- **What you have to do**:
Copy all entries without alteration and skip the pictures they hold.

- **Extracted data**:
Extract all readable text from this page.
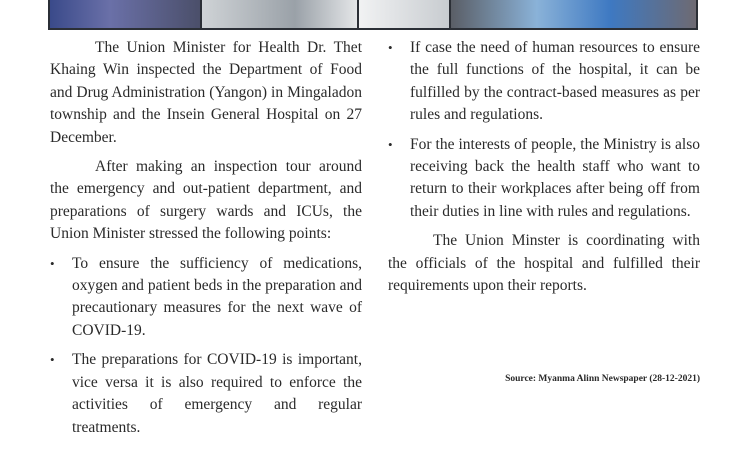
The Union Minister for Health Dr. Thet Khaing Win inspected the Department of Food and Drug Administration (Yangon) in Mingaladon township and the Insein General Hospital on 27 December.

After making an inspection tour around the emergency and out-patient department, and preparations of surgery wards and ICUs, the Union Minister stressed the following points:

•	To ensure the sufficiency of medications, oxygen and patient beds in the preparation and precautionary measures for the next wave of COVID-19.
•	The preparations for COVID-19 is important, vice versa it is also required to enforce the activities of emergency and regular treatments.
•	If case the need of human resources to ensure the full functions of the hospital, it can be fulfilled by the contract-based measures as per rules and regulations.
•	For the interests of people, the Ministry is also receiving back the health staff who want to return to their workplaces after being off from their duties in line with rules and regulations.

The Union Minster is coordinating with the officials of the hospital and fulfilled their requirements upon their reports.

Source: Myanma Alinn Newspaper (28-12-2021)
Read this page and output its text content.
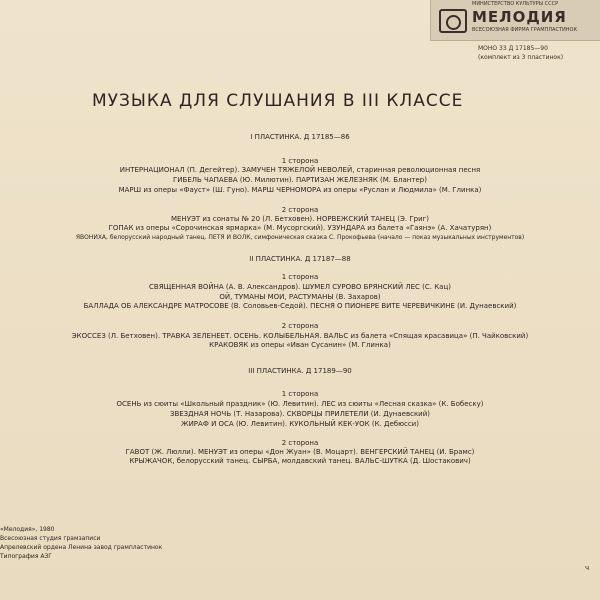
МИНИСТЕРСТВО КУЛЬТУРЫ СССР
МЕЛОДИЯ
ВСЕСОЮЗНАЯ ФИРМА ГРАМПЛАСТИНОК
МОНО 33 Д 17185—90
(комплект из 3 пластинок)
МУЗЫКА ДЛЯ СЛУШАНИЯ В III КЛАССЕ
I ПЛАСТИНКА. Д 17185—86
1 сторона
ИНТЕРНАЦИОНАЛ (П. Дегейтер). ЗАМУЧЕН ТЯЖЕЛОЙ НЕВОЛЕЙ, старинная революционная песня
ГИБЕЛЬ ЧАПАЕВА (Ю. Милютин). ПАРТИЗАН ЖЕЛЕЗНЯК (М. Блантер)
МАРШ из оперы «Фауст» (Ш. Гуно). МАРШ ЧЕРНОМОРА из оперы «Руслан и Людмила» (М. Глинка)
2 сторона
МЕНУЭТ из сонаты № 20 (Л. Бетховен). НОРВЕЖСКИЙ ТАНЕЦ (Э. Григ)
ГОПАК из оперы «Сорочинская ярмарка» (М. Мусоргский). УЗУНДАРА из балета «Гаянэ» (А. Хачатурян)
ЯВОНИХА, белорусский народный танец. ПЕТЯ И ВОЛК, симфоническая сказка С. Прокофьева (начало — показ музыкальных инструментов)
II ПЛАСТИНКА. Д 17187—88
1 сторона
СВЯЩЕННАЯ ВОЙНА (А. В. Александров). ШУМЕЛ СУРОВО БРЯНСКИЙ ЛЕС (С. Кац)
ОЙ, ТУМАНЫ МОИ, РАСТУМАНЫ (В. Захаров)
БАЛЛАДА ОБ АЛЕКСАНДРЕ МАТРОСОВЕ (В. Соловьев-Седой). ПЕСНЯ О ПИОНЕРЕ ВИТЕ ЧЕРЕВИЧКИНЕ (И. Дунаевский)
2 сторона
ЭКОССЕЗ (Л. Бетховен). ТРАВКА ЗЕЛЕНЕЕТ. ОСЕНЬ. КОЛЫБЕЛЬНАЯ. ВАЛЬС из балета «Спящая красавица» (П. Чайковский)
КРАКОВЯК из оперы «Иван Сусанин» (М. Глинка)
III ПЛАСТИНКА. Д 17189—90
1 сторона
ОСЕНЬ из сюиты «Школьный праздник» (Ю. Левитин). ЛЕС из сюиты «Лесная сказка» (К. Бобеску)
ЗВЕЗДНАЯ НОЧЬ (Т. Назарова). СКВОРЦЫ ПРИЛЕТЕЛИ (И. Дунаевский)
ЖИРАФ И ОСА (Ю. Левитин). КУКОЛЬНЫЙ КЕК-УОК (К. Дебюсси)
2 сторона
ГАВОТ (Ж. Люлли). МЕНУЭТ из оперы «Дон Жуан» (В. Моцарт). ВЕНГЕРСКИЙ ТАНЕЦ (И. Брамс)
КРЫЖАЧОК, белорусский танец. СЫРБА, молдавский танец. ВАЛЬС-ШУТКА (Д. Шостакович)
«Мелодия», 1980
Всесоюзная студия грамзаписи
Апрелевский ордена Ленина завод грампластинок
Типография АЗГ
ч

- **Exercise output**:
Extract all readable text from this page.
The Union Minister for Health Dr. Thet Khaing Win inspected the Department of Food and Drug Administration (Yangon) in Mingaladon township and the Insein General Hospital on 27 December.

After making an inspection tour around the emergency and out-patient department, and preparations of surgery wards and ICUs, the Union Minister stressed the following points:

•	To ensure the sufficiency of medications, oxygen and patient beds in the preparation and precautionary measures for the next wave of COVID-19.
•	The preparations for COVID-19 is important, vice versa it is also required to enforce the activities of emergency and regular treatments.
•	If case the need of human resources to ensure the full functions of the hospital, it can be fulfilled by the contract-based measures as per rules and regulations.
•	For the interests of people, the Ministry is also receiving back the health staff who want to return to their workplaces after being off from their duties in line with rules and regulations.

The Union Minster is coordinating with the officials of the hospital and fulfilled their requirements upon their reports.

Source: Myanma Alinn Newspaper (28-12-2021)
Read this page and output its text content.
МИНИСТЕРСТВО КУЛЬТУРЫ СССР
МЕЛОДИЯ
ВСЕСОЮЗНАЯ ФИРМА ГРАМПЛАСТИНОК
МОНО 33 Д 17185—90
(комплект из 3 пластинок)
МУЗЫКА ДЛЯ СЛУШАНИЯ В III КЛАССЕ
I ПЛАСТИНКА. Д 17185—86
1 сторона
ИНТЕРНАЦИОНАЛ (П. Дегейтер). ЗАМУЧЕН ТЯЖЕЛОЙ НЕВОЛЕЙ, старинная революционная песня
ГИБЕЛЬ ЧАПАЕВА (Ю. Милютин). ПАРТИЗАН ЖЕЛЕЗНЯК (М. Блантер)
МАРШ из оперы «Фауст» (Ш. Гуно). МАРШ ЧЕРНОМОРА из оперы «Руслан и Людмила» (М. Глинка)
2 сторона
МЕНУЭТ из сонаты № 20 (Л. Бетховен). НОРВЕЖСКИЙ ТАНЕЦ (Э. Григ)
ГОПАК из оперы «Сорочинская ярмарка» (М. Мусоргский). УЗУНДАРА из балета «Гаянэ» (А. Хачатурян)
ЯВОНИХА, белорусский народный танец. ПЕТЯ И ВОЛК, симфоническая сказка С. Прокофьева (начало — показ музыкальных инструментов)
II ПЛАСТИНКА. Д 17187—88
1 сторона
СВЯЩЕННАЯ ВОЙНА (А. В. Александров). ШУМЕЛ СУРОВО БРЯНСКИЙ ЛЕС (С. Кац)
ОЙ, ТУМАНЫ МОИ, РАСТУМАНЫ (В. Захаров)
БАЛЛАДА ОБ АЛЕКСАНДРЕ МАТРОСОВЕ (В. Соловьев-Седой). ПЕСНЯ О ПИОНЕРЕ ВИТЕ ЧЕРЕВИЧКИНЕ (И. Дунаевский)
2 сторона
ЭКОССЕЗ (Л. Бетховен). ТРАВКА ЗЕЛЕНЕЕТ. ОСЕНЬ. КОЛЫБЕЛЬНАЯ. ВАЛЬС из балета «Спящая красавица» (П. Чайковский)
КРАКОВЯК из оперы «Иван Сусанин» (М. Глинка)
III ПЛАСТИНКА. Д 17189—90
1 сторона
ОСЕНЬ из сюиты «Школьный праздник» (Ю. Левитин). ЛЕС из сюиты «Лесная сказка» (К. Бобеску)
ЗВЕЗДНАЯ НОЧЬ (Т. Назарова). СКВОРЦЫ ПРИЛЕТЕЛИ (И. Дунаевский)
ЖИРАФ И ОСА (Ю. Левитин). КУКОЛЬНЫЙ КЕК-УОК (К. Дебюсси)
2 сторона
ГАВОТ (Ж. Люлли). МЕНУЭТ из оперы «Дон Жуан» (В. Моцарт). ВЕНГЕРСКИЙ ТАНЕЦ (И. Брамс)
КРЫЖАЧОК, белорусский танец. СЫРБА, молдавский танец. ВАЛЬС-ШУТКА (Д. Шостакович)
«Мелодия», 1980
Всесоюзная студия грамзаписи
Апрелевский ордена Ленина завод грампластинок
Типография АЗГ
ч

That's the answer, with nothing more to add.